**Problem to work on**
Can you set out every line of the items below as a Markdown table with the columns n and Line, numbering each row and leaving out blank lines?

── Entries supplied ──

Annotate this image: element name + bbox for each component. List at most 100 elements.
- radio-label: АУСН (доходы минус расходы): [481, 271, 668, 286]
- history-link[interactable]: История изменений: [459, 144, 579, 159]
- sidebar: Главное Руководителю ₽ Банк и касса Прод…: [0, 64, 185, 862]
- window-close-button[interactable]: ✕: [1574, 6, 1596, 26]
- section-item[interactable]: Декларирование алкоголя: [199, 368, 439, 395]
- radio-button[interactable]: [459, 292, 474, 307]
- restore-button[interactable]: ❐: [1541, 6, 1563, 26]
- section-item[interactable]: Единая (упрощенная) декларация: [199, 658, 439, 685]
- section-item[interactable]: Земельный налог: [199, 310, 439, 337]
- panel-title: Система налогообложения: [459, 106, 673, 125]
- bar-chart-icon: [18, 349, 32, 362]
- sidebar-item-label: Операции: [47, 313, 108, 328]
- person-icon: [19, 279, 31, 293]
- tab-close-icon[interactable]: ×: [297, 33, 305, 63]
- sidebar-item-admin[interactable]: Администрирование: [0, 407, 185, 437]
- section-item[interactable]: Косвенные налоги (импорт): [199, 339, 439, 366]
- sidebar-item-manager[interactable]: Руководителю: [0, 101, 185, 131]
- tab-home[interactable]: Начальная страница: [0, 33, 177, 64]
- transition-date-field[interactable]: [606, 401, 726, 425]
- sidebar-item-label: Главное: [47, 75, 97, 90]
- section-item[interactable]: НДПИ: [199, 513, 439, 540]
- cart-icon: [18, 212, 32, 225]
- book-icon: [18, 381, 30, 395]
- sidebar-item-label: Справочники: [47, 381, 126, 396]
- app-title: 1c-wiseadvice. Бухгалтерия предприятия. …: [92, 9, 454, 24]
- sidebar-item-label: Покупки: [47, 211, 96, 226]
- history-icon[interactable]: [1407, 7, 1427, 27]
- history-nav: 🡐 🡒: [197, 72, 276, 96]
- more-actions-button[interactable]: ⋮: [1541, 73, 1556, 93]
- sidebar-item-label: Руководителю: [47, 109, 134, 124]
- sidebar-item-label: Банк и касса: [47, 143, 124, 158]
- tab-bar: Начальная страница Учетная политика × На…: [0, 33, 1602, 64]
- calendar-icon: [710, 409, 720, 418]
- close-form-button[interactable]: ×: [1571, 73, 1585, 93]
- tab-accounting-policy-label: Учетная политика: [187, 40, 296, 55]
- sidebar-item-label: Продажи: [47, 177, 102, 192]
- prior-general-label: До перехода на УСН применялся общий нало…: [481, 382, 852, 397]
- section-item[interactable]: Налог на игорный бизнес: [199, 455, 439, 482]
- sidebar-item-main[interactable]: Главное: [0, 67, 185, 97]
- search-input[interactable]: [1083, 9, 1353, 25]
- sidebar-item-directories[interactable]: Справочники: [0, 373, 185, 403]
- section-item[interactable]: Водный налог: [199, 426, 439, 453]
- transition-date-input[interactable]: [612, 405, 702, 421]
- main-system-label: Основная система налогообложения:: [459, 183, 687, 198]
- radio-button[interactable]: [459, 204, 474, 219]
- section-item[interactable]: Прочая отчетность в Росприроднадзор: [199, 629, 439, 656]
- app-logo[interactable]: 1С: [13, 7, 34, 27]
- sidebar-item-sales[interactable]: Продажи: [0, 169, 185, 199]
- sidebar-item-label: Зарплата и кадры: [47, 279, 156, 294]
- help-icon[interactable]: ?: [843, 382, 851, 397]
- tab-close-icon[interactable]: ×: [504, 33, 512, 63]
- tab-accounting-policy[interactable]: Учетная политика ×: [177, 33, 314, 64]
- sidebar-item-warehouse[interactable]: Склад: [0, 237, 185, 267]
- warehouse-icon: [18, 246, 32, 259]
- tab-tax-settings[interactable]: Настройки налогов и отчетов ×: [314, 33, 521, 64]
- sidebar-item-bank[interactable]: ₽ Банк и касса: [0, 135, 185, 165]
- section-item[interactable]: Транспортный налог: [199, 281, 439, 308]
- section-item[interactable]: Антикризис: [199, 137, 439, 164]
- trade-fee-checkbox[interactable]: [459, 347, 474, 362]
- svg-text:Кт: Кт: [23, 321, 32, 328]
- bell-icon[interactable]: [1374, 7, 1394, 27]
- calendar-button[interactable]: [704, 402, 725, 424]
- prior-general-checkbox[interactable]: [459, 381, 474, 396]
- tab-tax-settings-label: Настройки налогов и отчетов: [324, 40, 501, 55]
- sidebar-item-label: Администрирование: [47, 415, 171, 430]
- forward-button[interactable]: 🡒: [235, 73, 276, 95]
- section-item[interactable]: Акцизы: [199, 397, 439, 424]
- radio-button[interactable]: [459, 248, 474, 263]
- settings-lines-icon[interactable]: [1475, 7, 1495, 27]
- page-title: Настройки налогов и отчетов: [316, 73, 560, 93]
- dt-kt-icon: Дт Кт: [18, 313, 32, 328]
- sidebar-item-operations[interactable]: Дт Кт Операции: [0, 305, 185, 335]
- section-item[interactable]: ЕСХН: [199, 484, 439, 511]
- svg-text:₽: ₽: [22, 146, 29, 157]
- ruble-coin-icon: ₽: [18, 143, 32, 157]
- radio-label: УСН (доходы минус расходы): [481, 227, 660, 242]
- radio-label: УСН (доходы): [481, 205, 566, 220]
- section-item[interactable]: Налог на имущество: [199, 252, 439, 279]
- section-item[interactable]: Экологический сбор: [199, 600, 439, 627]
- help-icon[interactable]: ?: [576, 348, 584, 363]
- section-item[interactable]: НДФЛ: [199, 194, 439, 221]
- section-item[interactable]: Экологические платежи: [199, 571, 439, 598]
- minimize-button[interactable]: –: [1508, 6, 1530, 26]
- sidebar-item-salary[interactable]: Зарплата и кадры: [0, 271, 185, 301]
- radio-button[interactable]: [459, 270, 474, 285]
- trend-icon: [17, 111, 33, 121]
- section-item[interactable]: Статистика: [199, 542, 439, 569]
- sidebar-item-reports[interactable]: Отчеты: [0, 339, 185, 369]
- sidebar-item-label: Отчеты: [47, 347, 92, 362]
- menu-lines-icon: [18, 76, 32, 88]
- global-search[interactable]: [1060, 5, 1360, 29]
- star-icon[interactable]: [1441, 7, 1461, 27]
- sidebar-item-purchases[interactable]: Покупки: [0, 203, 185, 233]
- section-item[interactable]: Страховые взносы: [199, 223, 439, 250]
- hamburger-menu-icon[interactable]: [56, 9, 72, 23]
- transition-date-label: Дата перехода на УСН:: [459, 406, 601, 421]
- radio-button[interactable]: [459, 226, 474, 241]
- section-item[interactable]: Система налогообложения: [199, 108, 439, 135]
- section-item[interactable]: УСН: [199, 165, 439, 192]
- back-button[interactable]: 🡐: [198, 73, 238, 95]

───

**Worked answer**
| n | Line |
|---|---|
| 1 | Annotate this image: element name + bbox for each component. List at most 100 elements. |
| 2 | - radio-label: АУСН (доходы минус расходы): [481, 271, 668, 286] |
| 3 | - history-link[interactable]: История изменений: [459, 144, 579, 159] |
| 4 | - sidebar: Главное Руководителю ₽ Банк и касса Прод…: [0, 64, 185, 862] |
| 5 | - window-close-button[interactable]: ✕: [1574, 6, 1596, 26] |
| 6 | - section-item[interactable]: Декларирование алкоголя: [199, 368, 439, 395] |
| 7 | - radio-button[interactable]: [459, 292, 474, 307] |
| 8 | - restore-button[interactable]: ❐: [1541, 6, 1563, 26] |
| 9 | - section-item[interactable]: Единая (упрощенная) декларация: [199, 658, 439, 685] |
| 10 | - section-item[interactable]: Земельный налог: [199, 310, 439, 337] |
| 11 | - panel-title: Система налогообложения: [459, 106, 673, 125] |
| 12 | - bar-chart-icon: [18, 349, 32, 362] |
| 13 | - sidebar-item-label: Операции: [47, 313, 108, 328] |
| 14 | - person-icon: [19, 279, 31, 293] |
| 15 | - tab-close-icon[interactable]: ×: [297, 33, 305, 63] |
| 16 | - sidebar-item-admin[interactable]: Администрирование: [0, 407, 185, 437] |
| 17 | - section-item[interactable]: Косвенные налоги (импорт): [199, 339, 439, 366] |
| 18 | - sidebar-item-manager[interactable]: Руководителю: [0, 101, 185, 131] |
| 19 | - tab-home[interactable]: Начальная страница: [0, 33, 177, 64] |
| 20 | - transition-date-field[interactable]: [606, 401, 726, 425] |
| 21 | - sidebar-item-label: Главное: [47, 75, 97, 90] |
| 22 | - section-item[interactable]: НДПИ: [199, 513, 439, 540] |
| 23 | - cart-icon: [18, 212, 32, 225] |
| 24 | - book-icon: [18, 381, 30, 395] |
| 25 | - sidebar-item-label: Справочники: [47, 381, 126, 396] |
| 26 | - app-title: 1c-wiseadvice. Бухгалтерия предприятия. …: [92, 9, 454, 24] |
| 27 | - sidebar-item-label: Покупки: [47, 211, 96, 226] |
| 28 | - history-icon[interactable]: [1407, 7, 1427, 27] |
| 29 | - history-nav: 🡐 🡒: [197, 72, 276, 96] |
| 30 | - more-actions-button[interactable]: ⋮: [1541, 73, 1556, 93] |
| 31 | - sidebar-item-label: Руководителю: [47, 109, 134, 124] |
| 32 | - sidebar-item-label: Банк и касса: [47, 143, 124, 158] |
| 33 | - tab-bar: Начальная страница Учетная политика × На…: [0, 33, 1602, 64] |
| 34 | - calendar-icon: [710, 409, 720, 418] |
| 35 | - close-form-button[interactable]: ×: [1571, 73, 1585, 93] |
| 36 | - tab-accounting-policy-label: Учетная политика: [187, 40, 296, 55] |
| 37 | - sidebar-item-label: Продажи: [47, 177, 102, 192] |
| 38 | - prior-general-label: До перехода на УСН применялся общий нало…: [481, 382, 852, 397] |
| 39 | - section-item[interactable]: Налог на игорный бизнес: [199, 455, 439, 482] |
| 40 | - sidebar-item-main[interactable]: Главное: [0, 67, 185, 97] |
| 41 | - search-input[interactable]: [1083, 9, 1353, 25] |
| 42 | - sidebar-item-directories[interactable]: Справочники: [0, 373, 185, 403] |
| 43 | - section-item[interactable]: Водный налог: [199, 426, 439, 453] |
| 44 | - transition-date-input[interactable]: [612, 405, 702, 421] |
| 45 | - main-system-label: Основная система налогообложения:: [459, 183, 687, 198] |
| 46 | - radio-button[interactable]: [459, 204, 474, 219] |
| 47 | - section-item[interactable]: Прочая отчетность в Росприроднадзор: [199, 629, 439, 656] |
| 48 | - app-logo[interactable]: 1С: [13, 7, 34, 27] |
| 49 | - sidebar-item-sales[interactable]: Продажи: [0, 169, 185, 199] |
| 50 | - sidebar-item-label: Зарплата и кадры: [47, 279, 156, 294] |
| 51 | - help-icon[interactable]: ?: [843, 382, 851, 397] |
| 52 | - tab-close-icon[interactable]: ×: [504, 33, 512, 63] |
| 53 | - tab-accounting-policy[interactable]: Учетная политика ×: [177, 33, 314, 64] |
| 54 | - sidebar-item-warehouse[interactable]: Склад: [0, 237, 185, 267] |
| 55 | - warehouse-icon: [18, 246, 32, 259] |
| 56 | - tab-tax-settings[interactable]: Настройки налогов и отчетов ×: [314, 33, 521, 64] |
| 57 | - sidebar-item-bank[interactable]: ₽ Банк и касса: [0, 135, 185, 165] |
| 58 | - section-item[interactable]: Транспортный налог: [199, 281, 439, 308] |
| 59 | - section-item[interactable]: Антикризис: [199, 137, 439, 164] |
| 60 | - trade-fee-checkbox[interactable]: [459, 347, 474, 362] |
| 61 | - svg-text:Кт: Кт: [23, 321, 32, 328] |
| 62 | - bell-icon[interactable]: [1374, 7, 1394, 27] |
| 63 | - calendar-button[interactable]: [704, 402, 725, 424] |
| 64 | - prior-general-checkbox[interactable]: [459, 381, 474, 396] |
| 65 | - tab-tax-settings-label: Настройки налогов и отчетов: [324, 40, 501, 55] |
| 66 | - sidebar-item-label: Администрирование: [47, 415, 171, 430] |
| 67 | - forward-button[interactable]: 🡒: [235, 73, 276, 95] |
| 68 | - section-item[interactable]: Акцизы: [199, 397, 439, 424] |
| 69 | - radio-button[interactable]: [459, 248, 474, 263] |
| 70 | - settings-lines-icon[interactable]: [1475, 7, 1495, 27] |
| 71 | - page-title: Настройки налогов и отчетов: [316, 73, 560, 93] |
| 72 | - dt-kt-icon: Дт Кт: [18, 313, 32, 328] |
| 73 | - sidebar-item-operations[interactable]: Дт Кт Операции: [0, 305, 185, 335] |
| 74 | - section-item[interactable]: ЕСХН: [199, 484, 439, 511] |
| 75 | - svg-text:₽: ₽: [22, 146, 29, 157] |
| 76 | - ruble-coin-icon: ₽: [18, 143, 32, 157] |
| 77 | - radio-label: УСН (доходы минус расходы): [481, 227, 660, 242] |
| 78 | - radio-label: УСН (доходы): [481, 205, 566, 220] |
| 79 | - section-item[interactable]: Налог на имущество: [199, 252, 439, 279] |
| 80 | - section-item[interactable]: Экологический сбор: [199, 600, 439, 627] |
| 81 | - help-icon[interactable]: ?: [576, 348, 584, 363] |
| 82 | - section-item[interactable]: НДФЛ: [199, 194, 439, 221] |
| 83 | - section-item[interactable]: Экологические платежи: [199, 571, 439, 598] |
| 84 | - minimize-button[interactable]: –: [1508, 6, 1530, 26] |
| 85 | - sidebar-item-salary[interactable]: Зарплата и кадры: [0, 271, 185, 301] |
| 86 | - radio-button[interactable]: [459, 270, 474, 285] |
| 87 | - trend-icon: [17, 111, 33, 121] |
| 88 | - section-item[interactable]: Статистика: [199, 542, 439, 569] |
| 89 | - sidebar-item-reports[interactable]: Отчеты: [0, 339, 185, 369] |
| 90 | - sidebar-item-label: Отчеты: [47, 347, 92, 362] |
| 91 | - menu-lines-icon: [18, 76, 32, 88] |
| 92 | - global-search[interactable]: [1060, 5, 1360, 29] |
| 93 | - star-icon[interactable]: [1441, 7, 1461, 27] |
| 94 | - sidebar-item-purchases[interactable]: Покупки: [0, 203, 185, 233] |
| 95 | - section-item[interactable]: Страховые взносы: [199, 223, 439, 250] |
| 96 | - hamburger-menu-icon[interactable]: [56, 9, 72, 23] |
| 97 | - transition-date-label: Дата перехода на УСН:: [459, 406, 601, 421] |
| 98 | - radio-button[interactable]: [459, 226, 474, 241] |
| 99 | - section-item[interactable]: Система налогообложения: [199, 108, 439, 135] |
| 100 | - section-item[interactable]: УСН: [199, 165, 439, 192] |
| 101 | - back-button[interactable]: 🡐: [198, 73, 238, 95] |